EXERCISE DIRECTIONS → Tally the lines holding "学科教学" and state only that figure.

DATASET ROWS →
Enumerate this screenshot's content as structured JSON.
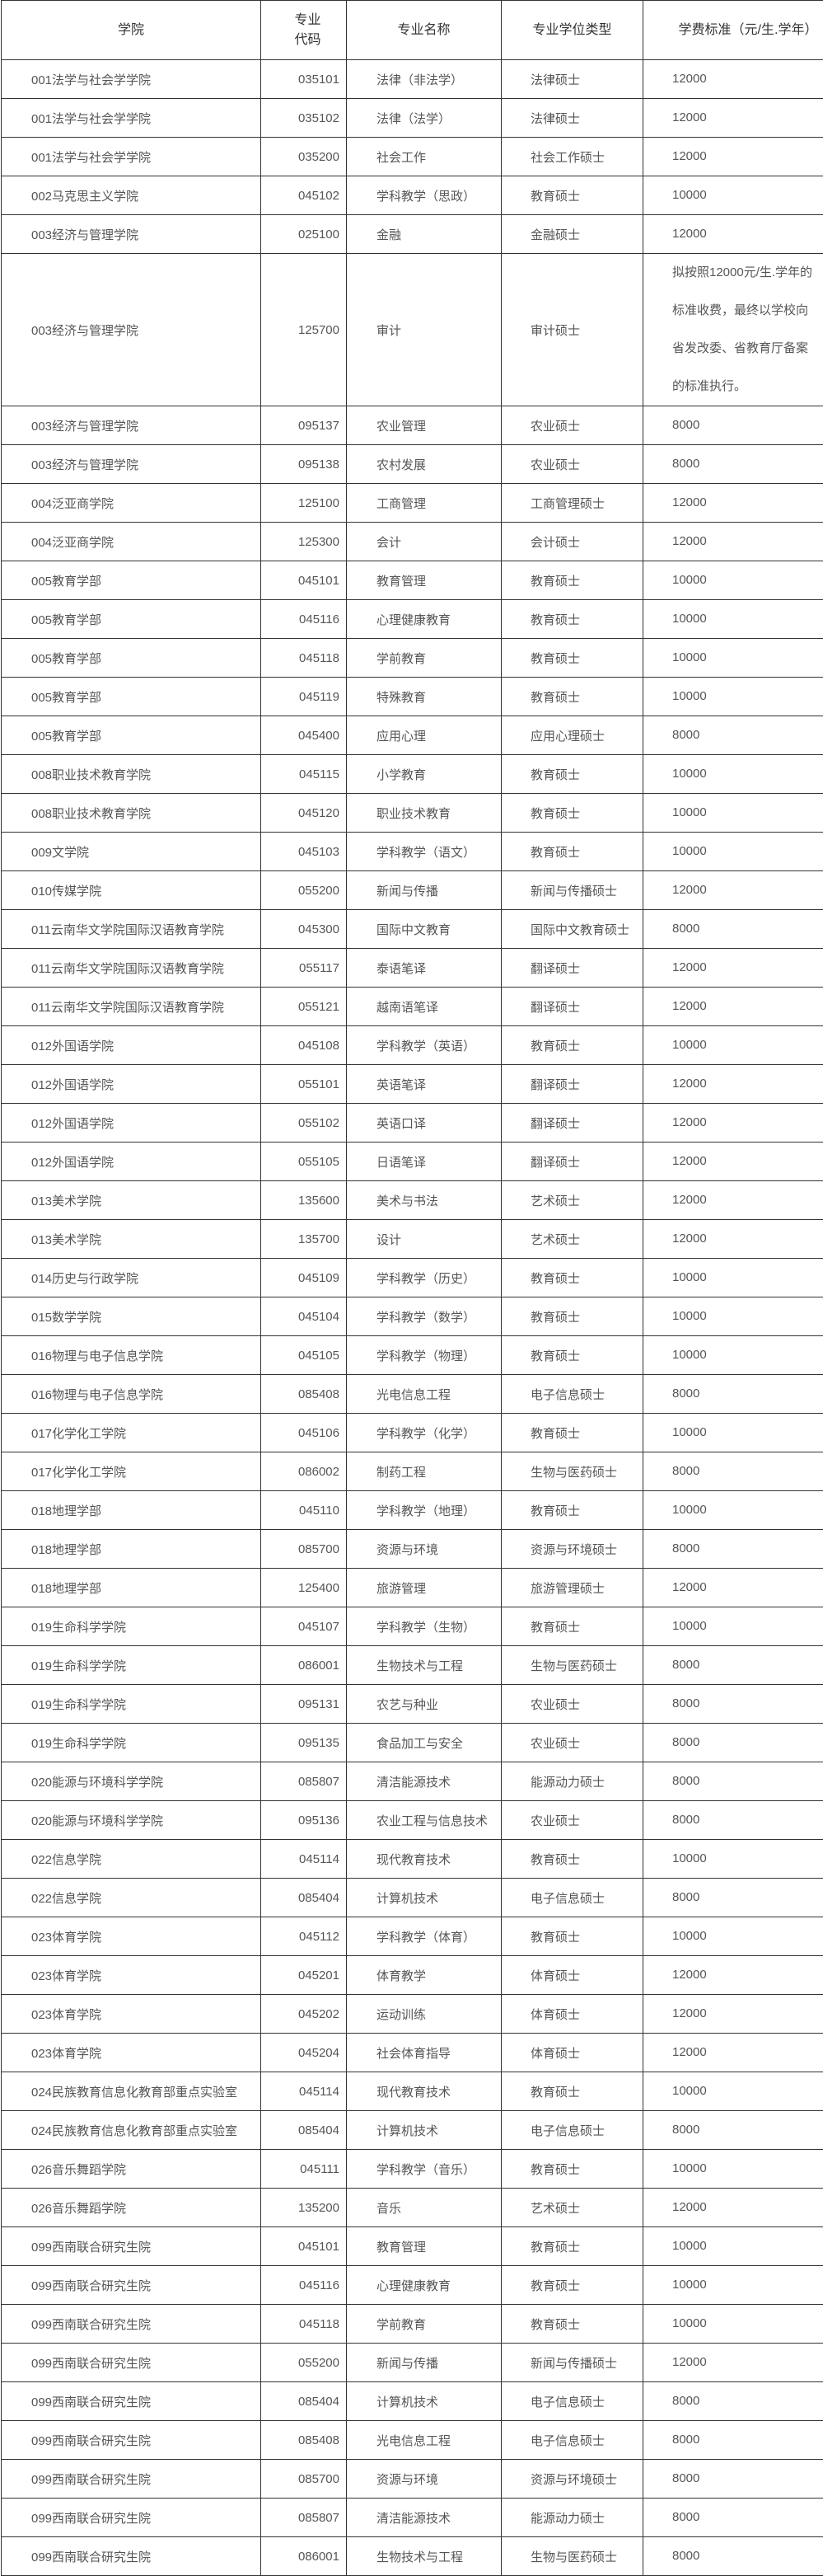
{
  "headers": [
    "学院",
    "专业代码",
    "专业名称",
    "专业学位类型",
    "学费标准（元/生.学年）"
  ],
  "rows": [
    [
      "001法学与社会学学院",
      "035101",
      "法律（非法学）",
      "法律硕士",
      "12000"
    ],
    [
      "001法学与社会学学院",
      "035102",
      "法律（法学）",
      "法律硕士",
      "12000"
    ],
    [
      "001法学与社会学学院",
      "035200",
      "社会工作",
      "社会工作硕士",
      "12000"
    ],
    [
      "002马克思主义学院",
      "045102",
      "学科教学（思政）",
      "教育硕士",
      "10000"
    ],
    [
      "003经济与管理学院",
      "025100",
      "金融",
      "金融硕士",
      "12000"
    ],
    [
      "003经济与管理学院",
      "125700",
      "审计",
      "审计硕士",
      "拟按照12000元/生.学年的标准收费，最终以学校向省发改委、省教育厅备案的标准执行。"
    ],
    [
      "003经济与管理学院",
      "095137",
      "农业管理",
      "农业硕士",
      "8000"
    ],
    [
      "003经济与管理学院",
      "095138",
      "农村发展",
      "农业硕士",
      "8000"
    ],
    [
      "004泛亚商学院",
      "125100",
      "工商管理",
      "工商管理硕士",
      "12000"
    ],
    [
      "004泛亚商学院",
      "125300",
      "会计",
      "会计硕士",
      "12000"
    ],
    [
      "005教育学部",
      "045101",
      "教育管理",
      "教育硕士",
      "10000"
    ],
    [
      "005教育学部",
      "045116",
      "心理健康教育",
      "教育硕士",
      "10000"
    ],
    [
      "005教育学部",
      "045118",
      "学前教育",
      "教育硕士",
      "10000"
    ],
    [
      "005教育学部",
      "045119",
      "特殊教育",
      "教育硕士",
      "10000"
    ],
    [
      "005教育学部",
      "045400",
      "应用心理",
      "应用心理硕士",
      "8000"
    ],
    [
      "008职业技术教育学院",
      "045115",
      "小学教育",
      "教育硕士",
      "10000"
    ],
    [
      "008职业技术教育学院",
      "045120",
      "职业技术教育",
      "教育硕士",
      "10000"
    ],
    [
      "009文学院",
      "045103",
      "学科教学（语文）",
      "教育硕士",
      "10000"
    ],
    [
      "010传媒学院",
      "055200",
      "新闻与传播",
      "新闻与传播硕士",
      "12000"
    ],
    [
      "011云南华文学院国际汉语教育学院",
      "045300",
      "国际中文教育",
      "国际中文教育硕士",
      "8000"
    ],
    [
      "011云南华文学院国际汉语教育学院",
      "055117",
      "泰语笔译",
      "翻译硕士",
      "12000"
    ],
    [
      "011云南华文学院国际汉语教育学院",
      "055121",
      "越南语笔译",
      "翻译硕士",
      "12000"
    ],
    [
      "012外国语学院",
      "045108",
      "学科教学（英语）",
      "教育硕士",
      "10000"
    ],
    [
      "012外国语学院",
      "055101",
      "英语笔译",
      "翻译硕士",
      "12000"
    ],
    [
      "012外国语学院",
      "055102",
      "英语口译",
      "翻译硕士",
      "12000"
    ],
    [
      "012外国语学院",
      "055105",
      "日语笔译",
      "翻译硕士",
      "12000"
    ],
    [
      "013美术学院",
      "135600",
      "美术与书法",
      "艺术硕士",
      "12000"
    ],
    [
      "013美术学院",
      "135700",
      "设计",
      "艺术硕士",
      "12000"
    ],
    [
      "014历史与行政学院",
      "045109",
      "学科教学（历史）",
      "教育硕士",
      "10000"
    ],
    [
      "015数学学院",
      "045104",
      "学科教学（数学）",
      "教育硕士",
      "10000"
    ],
    [
      "016物理与电子信息学院",
      "045105",
      "学科教学（物理）",
      "教育硕士",
      "10000"
    ],
    [
      "016物理与电子信息学院",
      "085408",
      "光电信息工程",
      "电子信息硕士",
      "8000"
    ],
    [
      "017化学化工学院",
      "045106",
      "学科教学（化学）",
      "教育硕士",
      "10000"
    ],
    [
      "017化学化工学院",
      "086002",
      "制药工程",
      "生物与医药硕士",
      "8000"
    ],
    [
      "018地理学部",
      "045110",
      "学科教学（地理）",
      "教育硕士",
      "10000"
    ],
    [
      "018地理学部",
      "085700",
      "资源与环境",
      "资源与环境硕士",
      "8000"
    ],
    [
      "018地理学部",
      "125400",
      "旅游管理",
      "旅游管理硕士",
      "12000"
    ],
    [
      "019生命科学学院",
      "045107",
      "学科教学（生物）",
      "教育硕士",
      "10000"
    ],
    [
      "019生命科学学院",
      "086001",
      "生物技术与工程",
      "生物与医药硕士",
      "8000"
    ],
    [
      "019生命科学学院",
      "095131",
      "农艺与种业",
      "农业硕士",
      "8000"
    ],
    [
      "019生命科学学院",
      "095135",
      "食品加工与安全",
      "农业硕士",
      "8000"
    ],
    [
      "020能源与环境科学学院",
      "085807",
      "清洁能源技术",
      "能源动力硕士",
      "8000"
    ],
    [
      "020能源与环境科学学院",
      "095136",
      "农业工程与信息技术",
      "农业硕士",
      "8000"
    ],
    [
      "022信息学院",
      "045114",
      "现代教育技术",
      "教育硕士",
      "10000"
    ],
    [
      "022信息学院",
      "085404",
      "计算机技术",
      "电子信息硕士",
      "8000"
    ],
    [
      "023体育学院",
      "045112",
      "学科教学（体育）",
      "教育硕士",
      "10000"
    ],
    [
      "023体育学院",
      "045201",
      "体育教学",
      "体育硕士",
      "12000"
    ],
    [
      "023体育学院",
      "045202",
      "运动训练",
      "体育硕士",
      "12000"
    ],
    [
      "023体育学院",
      "045204",
      "社会体育指导",
      "体育硕士",
      "12000"
    ],
    [
      "024民族教育信息化教育部重点实验室",
      "045114",
      "现代教育技术",
      "教育硕士",
      "10000"
    ],
    [
      "024民族教育信息化教育部重点实验室",
      "085404",
      "计算机技术",
      "电子信息硕士",
      "8000"
    ],
    [
      "026音乐舞蹈学院",
      "045111",
      "学科教学（音乐）",
      "教育硕士",
      "10000"
    ],
    [
      "026音乐舞蹈学院",
      "135200",
      "音乐",
      "艺术硕士",
      "12000"
    ],
    [
      "099西南联合研究生院",
      "045101",
      "教育管理",
      "教育硕士",
      "10000"
    ],
    [
      "099西南联合研究生院",
      "045116",
      "心理健康教育",
      "教育硕士",
      "10000"
    ],
    [
      "099西南联合研究生院",
      "045118",
      "学前教育",
      "教育硕士",
      "10000"
    ],
    [
      "099西南联合研究生院",
      "055200",
      "新闻与传播",
      "新闻与传播硕士",
      "12000"
    ],
    [
      "099西南联合研究生院",
      "085404",
      "计算机技术",
      "电子信息硕士",
      "8000"
    ],
    [
      "099西南联合研究生院",
      "085408",
      "光电信息工程",
      "电子信息硕士",
      "8000"
    ],
    [
      "099西南联合研究生院",
      "085700",
      "资源与环境",
      "资源与环境硕士",
      "8000"
    ],
    [
      "099西南联合研究生院",
      "085807",
      "清洁能源技术",
      "能源动力硕士",
      "8000"
    ],
    [
      "099西南联合研究生院",
      "086001",
      "生物技术与工程",
      "生物与医药硕士",
      "8000"
    ]
  ]
}
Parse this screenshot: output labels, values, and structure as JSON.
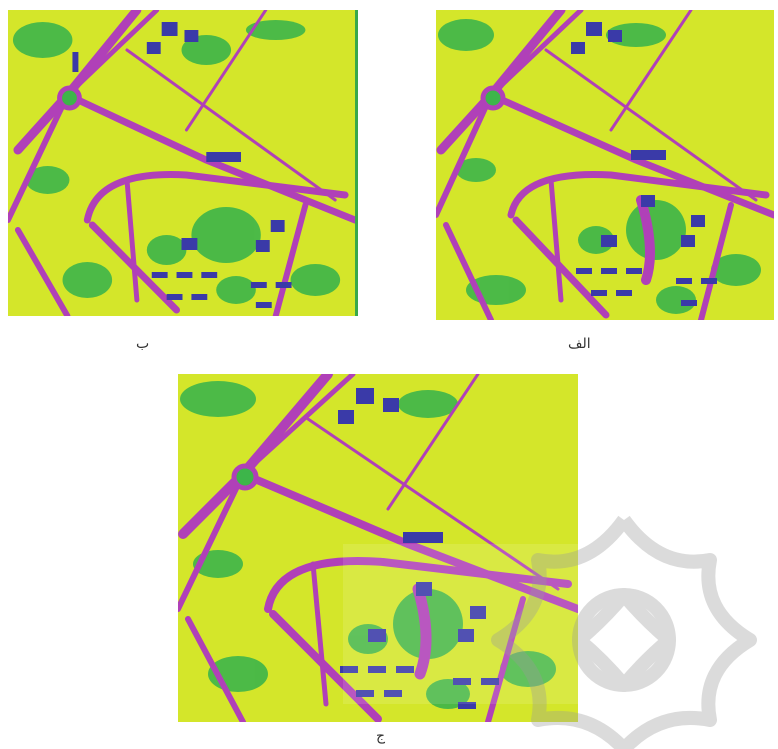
{
  "captions": {
    "panel_b": "ب",
    "panel_a": "الف",
    "panel_c": "ج"
  },
  "classification_colors": {
    "vegetation_dry": "#d4e62a",
    "vegetation": "#3db54a",
    "roads": "#b040b8",
    "buildings": "#3a3aa8"
  },
  "watermark_icon": "rosette-ornament-icon"
}
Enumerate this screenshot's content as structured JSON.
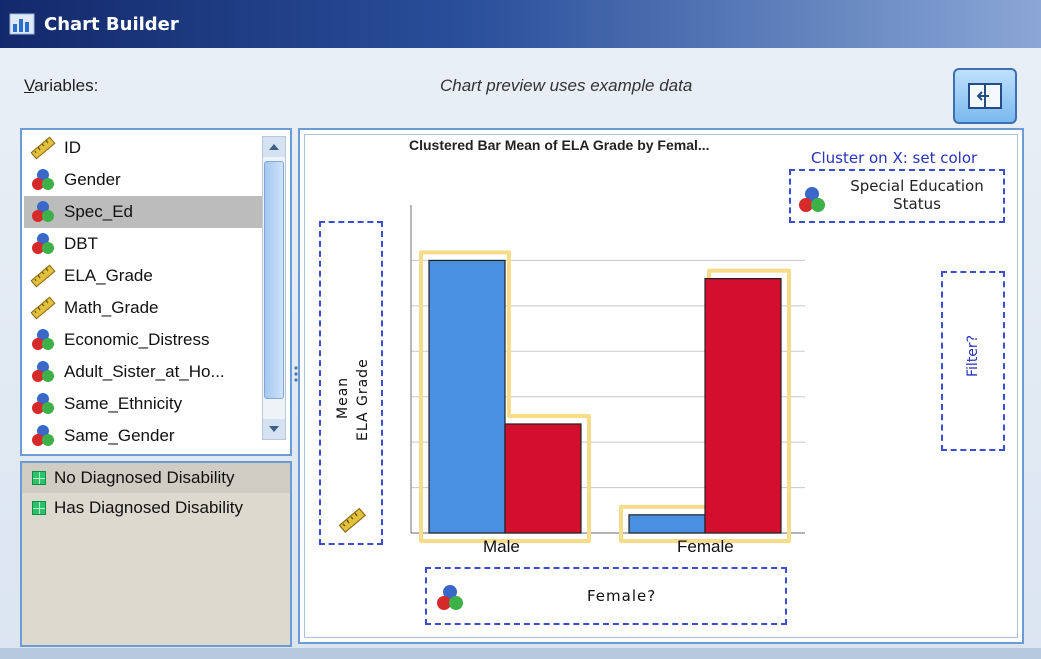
{
  "window": {
    "title": "Chart Builder"
  },
  "header": {
    "variables_label_mnemonic": "V",
    "variables_label_rest": "ariables:",
    "preview_note": "Chart preview uses example data"
  },
  "variables": [
    {
      "name": "ID",
      "icon": "ruler-icon"
    },
    {
      "name": "Gender",
      "icon": "nominal-icon"
    },
    {
      "name": "Spec_Ed",
      "icon": "nominal-icon",
      "selected": true
    },
    {
      "name": "DBT",
      "icon": "nominal-icon"
    },
    {
      "name": "ELA_Grade",
      "icon": "ruler-icon"
    },
    {
      "name": "Math_Grade",
      "icon": "ruler-icon"
    },
    {
      "name": "Economic_Distress",
      "icon": "nominal-icon"
    },
    {
      "name": "Adult_Sister_at_Ho...",
      "icon": "nominal-icon"
    },
    {
      "name": "Same_Ethnicity",
      "icon": "nominal-icon"
    },
    {
      "name": "Same_Gender",
      "icon": "nominal-icon"
    }
  ],
  "categories": [
    {
      "label": "No Diagnosed Disability"
    },
    {
      "label": "Has Diagnosed Disability"
    }
  ],
  "chart": {
    "title": "Clustered Bar Mean of ELA Grade by Femal...",
    "cluster_label": "Cluster on X: set color",
    "legend_line1": "Special Education",
    "legend_line2": "Status",
    "y_line1": "Mean",
    "y_line2": "ELA Grade",
    "filter_label": "Filter?",
    "x_drop_label": "Female?",
    "colors": {
      "series1": "#4a90e2",
      "series2": "#d40f2d",
      "highlight": "#f7dc8a"
    }
  },
  "chart_data": {
    "type": "bar",
    "categories": [
      "Male",
      "Female"
    ],
    "series": [
      {
        "values": [
          6,
          0.4
        ]
      },
      {
        "values": [
          2.4,
          5.6
        ]
      }
    ],
    "ylim": [
      0,
      7
    ]
  }
}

SOLVED EXERCISE → 11